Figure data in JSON
'''
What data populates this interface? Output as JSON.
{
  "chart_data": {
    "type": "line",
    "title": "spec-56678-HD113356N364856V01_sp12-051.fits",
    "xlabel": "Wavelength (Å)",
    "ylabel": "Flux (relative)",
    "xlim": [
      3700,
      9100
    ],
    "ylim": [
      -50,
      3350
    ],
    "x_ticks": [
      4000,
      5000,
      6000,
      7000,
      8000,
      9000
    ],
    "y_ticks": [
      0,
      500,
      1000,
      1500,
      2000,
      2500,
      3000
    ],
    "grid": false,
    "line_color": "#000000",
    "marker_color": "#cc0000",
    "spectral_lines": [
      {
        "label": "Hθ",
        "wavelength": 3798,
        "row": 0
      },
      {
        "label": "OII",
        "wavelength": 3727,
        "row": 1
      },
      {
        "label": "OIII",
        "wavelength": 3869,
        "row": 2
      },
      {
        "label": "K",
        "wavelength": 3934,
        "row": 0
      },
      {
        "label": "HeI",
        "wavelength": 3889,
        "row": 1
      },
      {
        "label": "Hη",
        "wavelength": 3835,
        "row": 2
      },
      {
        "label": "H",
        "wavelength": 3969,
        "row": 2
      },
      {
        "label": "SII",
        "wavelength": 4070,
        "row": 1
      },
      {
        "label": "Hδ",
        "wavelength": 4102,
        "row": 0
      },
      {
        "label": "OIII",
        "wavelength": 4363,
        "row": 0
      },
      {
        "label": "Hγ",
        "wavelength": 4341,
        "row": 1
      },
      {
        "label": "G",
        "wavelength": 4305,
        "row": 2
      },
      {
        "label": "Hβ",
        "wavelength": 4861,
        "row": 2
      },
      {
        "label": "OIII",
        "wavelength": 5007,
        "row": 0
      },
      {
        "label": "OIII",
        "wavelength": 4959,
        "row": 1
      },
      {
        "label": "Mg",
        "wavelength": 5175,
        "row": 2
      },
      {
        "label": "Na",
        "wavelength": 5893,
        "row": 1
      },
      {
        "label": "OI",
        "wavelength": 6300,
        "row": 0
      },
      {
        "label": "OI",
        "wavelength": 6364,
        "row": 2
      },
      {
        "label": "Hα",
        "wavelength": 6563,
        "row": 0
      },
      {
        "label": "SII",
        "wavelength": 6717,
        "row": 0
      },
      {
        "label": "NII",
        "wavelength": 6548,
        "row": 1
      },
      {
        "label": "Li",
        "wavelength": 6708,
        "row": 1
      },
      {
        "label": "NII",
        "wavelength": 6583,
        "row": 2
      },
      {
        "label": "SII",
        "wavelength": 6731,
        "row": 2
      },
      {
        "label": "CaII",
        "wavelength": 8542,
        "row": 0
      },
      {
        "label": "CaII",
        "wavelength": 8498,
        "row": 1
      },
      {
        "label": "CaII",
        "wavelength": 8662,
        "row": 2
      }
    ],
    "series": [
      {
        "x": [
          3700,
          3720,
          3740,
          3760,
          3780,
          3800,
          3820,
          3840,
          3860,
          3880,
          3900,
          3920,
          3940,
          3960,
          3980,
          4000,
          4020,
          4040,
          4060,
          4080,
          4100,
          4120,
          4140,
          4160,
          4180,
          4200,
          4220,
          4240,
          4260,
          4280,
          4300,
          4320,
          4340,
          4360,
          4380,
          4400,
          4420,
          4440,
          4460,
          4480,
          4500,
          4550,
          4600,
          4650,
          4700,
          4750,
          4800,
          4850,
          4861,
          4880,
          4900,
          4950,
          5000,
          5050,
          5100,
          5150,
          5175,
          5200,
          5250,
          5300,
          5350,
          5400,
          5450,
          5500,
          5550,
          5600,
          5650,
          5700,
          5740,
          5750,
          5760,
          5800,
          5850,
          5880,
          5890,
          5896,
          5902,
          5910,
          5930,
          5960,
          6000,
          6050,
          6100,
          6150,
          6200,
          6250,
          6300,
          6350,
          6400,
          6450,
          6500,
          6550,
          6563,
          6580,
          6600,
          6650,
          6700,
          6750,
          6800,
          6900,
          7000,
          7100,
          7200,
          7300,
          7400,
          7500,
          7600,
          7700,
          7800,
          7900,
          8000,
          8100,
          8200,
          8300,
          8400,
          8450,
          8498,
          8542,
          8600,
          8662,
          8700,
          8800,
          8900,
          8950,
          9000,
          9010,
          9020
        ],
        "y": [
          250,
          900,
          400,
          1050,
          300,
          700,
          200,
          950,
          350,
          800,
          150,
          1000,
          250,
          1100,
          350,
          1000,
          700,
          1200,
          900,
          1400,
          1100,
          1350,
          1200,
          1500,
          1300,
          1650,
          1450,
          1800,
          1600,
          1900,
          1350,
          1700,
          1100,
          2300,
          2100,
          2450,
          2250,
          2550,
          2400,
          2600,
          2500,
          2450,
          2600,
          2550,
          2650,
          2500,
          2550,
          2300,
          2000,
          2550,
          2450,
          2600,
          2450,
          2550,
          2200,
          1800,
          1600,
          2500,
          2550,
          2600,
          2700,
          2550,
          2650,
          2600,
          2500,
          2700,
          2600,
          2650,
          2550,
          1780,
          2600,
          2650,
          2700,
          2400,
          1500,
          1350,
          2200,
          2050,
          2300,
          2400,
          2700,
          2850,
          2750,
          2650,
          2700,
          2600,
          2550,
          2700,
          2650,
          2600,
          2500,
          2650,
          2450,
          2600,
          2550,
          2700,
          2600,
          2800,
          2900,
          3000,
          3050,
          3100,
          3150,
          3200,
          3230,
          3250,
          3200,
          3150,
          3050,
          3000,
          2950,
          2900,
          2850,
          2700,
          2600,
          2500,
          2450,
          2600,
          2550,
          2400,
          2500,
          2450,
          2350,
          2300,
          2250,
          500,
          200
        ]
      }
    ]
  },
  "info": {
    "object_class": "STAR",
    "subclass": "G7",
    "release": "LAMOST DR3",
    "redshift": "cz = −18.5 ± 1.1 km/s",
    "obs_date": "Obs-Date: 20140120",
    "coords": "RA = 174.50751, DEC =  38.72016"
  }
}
'''
■ PROBLEM DETAILS ■
All of the records must be retyped exactly as they are.

■ FINISHED ANSWER ■
What data populates this interface? Output as JSON.
{
  "chart_data": {
    "type": "line",
    "title": "spec-56678-HD113356N364856V01_sp12-051.fits",
    "xlabel": "Wavelength (Å)",
    "ylabel": "Flux (relative)",
    "xlim": [
      3700,
      9100
    ],
    "ylim": [
      -50,
      3350
    ],
    "x_ticks": [
      4000,
      5000,
      6000,
      7000,
      8000,
      9000
    ],
    "y_ticks": [
      0,
      500,
      1000,
      1500,
      2000,
      2500,
      3000
    ],
    "grid": false,
    "line_color": "#000000",
    "marker_color": "#cc0000",
    "spectral_lines": [
      {
        "label": "Hθ",
        "wavelength": 3798,
        "row": 0
      },
      {
        "label": "OII",
        "wavelength": 3727,
        "row": 1
      },
      {
        "label": "OIII",
        "wavelength": 3869,
        "row": 2
      },
      {
        "label": "K",
        "wavelength": 3934,
        "row": 0
      },
      {
        "label": "HeI",
        "wavelength": 3889,
        "row": 1
      },
      {
        "label": "Hη",
        "wavelength": 3835,
        "row": 2
      },
      {
        "label": "H",
        "wavelength": 3969,
        "row": 2
      },
      {
        "label": "SII",
        "wavelength": 4070,
        "row": 1
      },
      {
        "label": "Hδ",
        "wavelength": 4102,
        "row": 0
      },
      {
        "label": "OIII",
        "wavelength": 4363,
        "row": 0
      },
      {
        "label": "Hγ",
        "wavelength": 4341,
        "row": 1
      },
      {
        "label": "G",
        "wavelength": 4305,
        "row": 2
      },
      {
        "label": "Hβ",
        "wavelength": 4861,
        "row": 2
      },
      {
        "label": "OIII",
        "wavelength": 5007,
        "row": 0
      },
      {
        "label": "OIII",
        "wavelength": 4959,
        "row": 1
      },
      {
        "label": "Mg",
        "wavelength": 5175,
        "row": 2
      },
      {
        "label": "Na",
        "wavelength": 5893,
        "row": 1
      },
      {
        "label": "OI",
        "wavelength": 6300,
        "row": 0
      },
      {
        "label": "OI",
        "wavelength": 6364,
        "row": 2
      },
      {
        "label": "Hα",
        "wavelength": 6563,
        "row": 0
      },
      {
        "label": "SII",
        "wavelength": 6717,
        "row": 0
      },
      {
        "label": "NII",
        "wavelength": 6548,
        "row": 1
      },
      {
        "label": "Li",
        "wavelength": 6708,
        "row": 1
      },
      {
        "label": "NII",
        "wavelength": 6583,
        "row": 2
      },
      {
        "label": "SII",
        "wavelength": 6731,
        "row": 2
      },
      {
        "label": "CaII",
        "wavelength": 8542,
        "row": 0
      },
      {
        "label": "CaII",
        "wavelength": 8498,
        "row": 1
      },
      {
        "label": "CaII",
        "wavelength": 8662,
        "row": 2
      }
    ],
    "series": [
      {
        "x": [
          3700,
          3720,
          3740,
          3760,
          3780,
          3800,
          3820,
          3840,
          3860,
          3880,
          3900,
          3920,
          3940,
          3960,
          3980,
          4000,
          4020,
          4040,
          4060,
          4080,
          4100,
          4120,
          4140,
          4160,
          4180,
          4200,
          4220,
          4240,
          4260,
          4280,
          4300,
          4320,
          4340,
          4360,
          4380,
          4400,
          4420,
          4440,
          4460,
          4480,
          4500,
          4550,
          4600,
          4650,
          4700,
          4750,
          4800,
          4850,
          4861,
          4880,
          4900,
          4950,
          5000,
          5050,
          5100,
          5150,
          5175,
          5200,
          5250,
          5300,
          5350,
          5400,
          5450,
          5500,
          5550,
          5600,
          5650,
          5700,
          5740,
          5750,
          5760,
          5800,
          5850,
          5880,
          5890,
          5896,
          5902,
          5910,
          5930,
          5960,
          6000,
          6050,
          6100,
          6150,
          6200,
          6250,
          6300,
          6350,
          6400,
          6450,
          6500,
          6550,
          6563,
          6580,
          6600,
          6650,
          6700,
          6750,
          6800,
          6900,
          7000,
          7100,
          7200,
          7300,
          7400,
          7500,
          7600,
          7700,
          7800,
          7900,
          8000,
          8100,
          8200,
          8300,
          8400,
          8450,
          8498,
          8542,
          8600,
          8662,
          8700,
          8800,
          8900,
          8950,
          9000,
          9010,
          9020
        ],
        "y": [
          250,
          900,
          400,
          1050,
          300,
          700,
          200,
          950,
          350,
          800,
          150,
          1000,
          250,
          1100,
          350,
          1000,
          700,
          1200,
          900,
          1400,
          1100,
          1350,
          1200,
          1500,
          1300,
          1650,
          1450,
          1800,
          1600,
          1900,
          1350,
          1700,
          1100,
          2300,
          2100,
          2450,
          2250,
          2550,
          2400,
          2600,
          2500,
          2450,
          2600,
          2550,
          2650,
          2500,
          2550,
          2300,
          2000,
          2550,
          2450,
          2600,
          2450,
          2550,
          2200,
          1800,
          1600,
          2500,
          2550,
          2600,
          2700,
          2550,
          2650,
          2600,
          2500,
          2700,
          2600,
          2650,
          2550,
          1780,
          2600,
          2650,
          2700,
          2400,
          1500,
          1350,
          2200,
          2050,
          2300,
          2400,
          2700,
          2850,
          2750,
          2650,
          2700,
          2600,
          2550,
          2700,
          2650,
          2600,
          2500,
          2650,
          2450,
          2600,
          2550,
          2700,
          2600,
          2800,
          2900,
          3000,
          3050,
          3100,
          3150,
          3200,
          3230,
          3250,
          3200,
          3150,
          3050,
          3000,
          2950,
          2900,
          2850,
          2700,
          2600,
          2500,
          2450,
          2600,
          2550,
          2400,
          2500,
          2450,
          2350,
          2300,
          2250,
          500,
          200
        ]
      }
    ]
  },
  "info": {
    "object_class": "STAR",
    "subclass": "G7",
    "release": "LAMOST DR3",
    "redshift": "cz = −18.5 ± 1.1 km/s",
    "obs_date": "Obs-Date: 20140120",
    "coords": "RA = 174.50751, DEC =  38.72016"
  }
}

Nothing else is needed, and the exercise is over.